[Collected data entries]
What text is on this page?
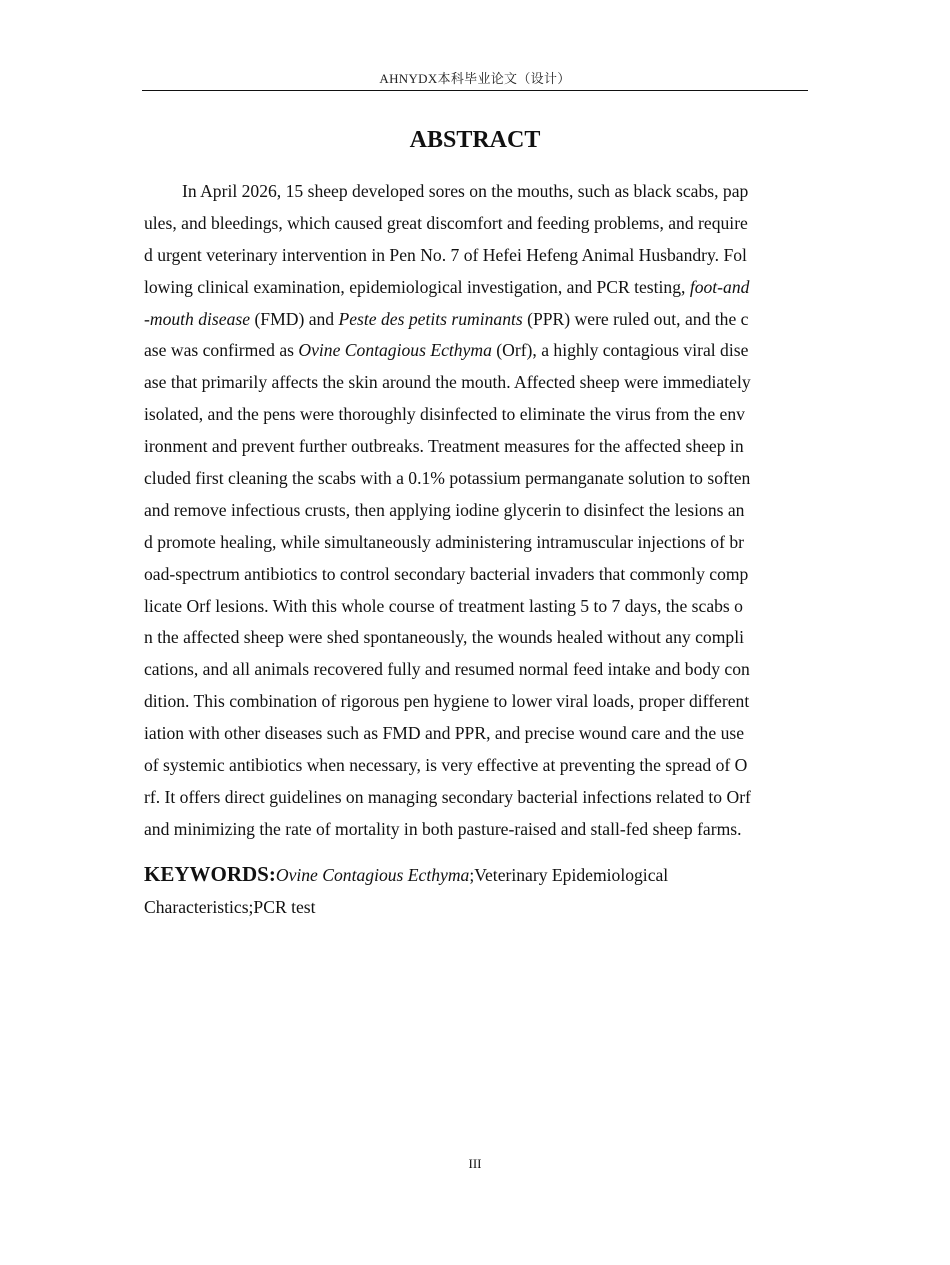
AHNYDX本科毕业论文（设计）
ABSTRACT
In April 2026, 15 sheep developed sores on the mouths, such as black scabs, pap
ules, and bleedings, which caused great discomfort and feeding problems, and require
d urgent veterinary intervention in Pen No. 7 of Hefei Hefeng Animal Husbandry. Fol
lowing clinical examination, epidemiological investigation, and PCR testing, foot-and
-mouth disease (FMD) and Peste des petits ruminants (PPR) were ruled out, and the c
ase was confirmed as Ovine Contagious Ecthyma (Orf), a highly contagious viral dise
ase that primarily affects the skin around the mouth. Affected sheep were immediately
isolated, and the pens were thoroughly disinfected to eliminate the virus from the env
ironment and prevent further outbreaks. Treatment measures for the affected sheep in
cluded first cleaning the scabs with a 0.1% potassium permanganate solution to soften
and remove infectious crusts, then applying iodine glycerin to disinfect the lesions an
d promote healing, while simultaneously administering intramuscular injections of br
oad-spectrum antibiotics to control secondary bacterial invaders that commonly comp
licate Orf lesions. With this whole course of treatment lasting 5 to 7 days, the scabs o
n the affected sheep were shed spontaneously, the wounds healed without any compli
cations, and all animals recovered fully and resumed normal feed intake and body con
dition. This combination of rigorous pen hygiene to lower viral loads, proper different
iation with other diseases such as FMD and PPR, and precise wound care and the use
of systemic antibiotics when necessary, is very effective at preventing the spread of O
rf. It offers direct guidelines on managing secondary bacterial infections related to Orf
and minimizing the rate of mortality in both pasture-raised and stall-fed sheep farms.
KEYWORDS:Ovine Contagious Ecthyma;Veterinary Epidemiological
Characteristics;PCR test
III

GOAL OF THE EXERCISE
No images belong in the copy. Transcribe every record exactly.

COMPLETED TASK
What text is on this page?
AHNYDX本科毕业论文（设计）
ABSTRACT
In April 2026, 15 sheep developed sores on the mouths, such as black scabs, pap
ules, and bleedings, which caused great discomfort and feeding problems, and require
d urgent veterinary intervention in Pen No. 7 of Hefei Hefeng Animal Husbandry. Fol
lowing clinical examination, epidemiological investigation, and PCR testing, foot-and
-mouth disease (FMD) and Peste des petits ruminants (PPR) were ruled out, and the c
ase was confirmed as Ovine Contagious Ecthyma (Orf), a highly contagious viral dise
ase that primarily affects the skin around the mouth. Affected sheep were immediately
isolated, and the pens were thoroughly disinfected to eliminate the virus from the env
ironment and prevent further outbreaks. Treatment measures for the affected sheep in
cluded first cleaning the scabs with a 0.1% potassium permanganate solution to soften
and remove infectious crusts, then applying iodine glycerin to disinfect the lesions an
d promote healing, while simultaneously administering intramuscular injections of br
oad-spectrum antibiotics to control secondary bacterial invaders that commonly comp
licate Orf lesions. With this whole course of treatment lasting 5 to 7 days, the scabs o
n the affected sheep were shed spontaneously, the wounds healed without any compli
cations, and all animals recovered fully and resumed normal feed intake and body con
dition. This combination of rigorous pen hygiene to lower viral loads, proper different
iation with other diseases such as FMD and PPR, and precise wound care and the use
of systemic antibiotics when necessary, is very effective at preventing the spread of O
rf. It offers direct guidelines on managing secondary bacterial infections related to Orf
and minimizing the rate of mortality in both pasture-raised and stall-fed sheep farms.
KEYWORDS:Ovine Contagious Ecthyma;Veterinary Epidemiological
Characteristics;PCR test
III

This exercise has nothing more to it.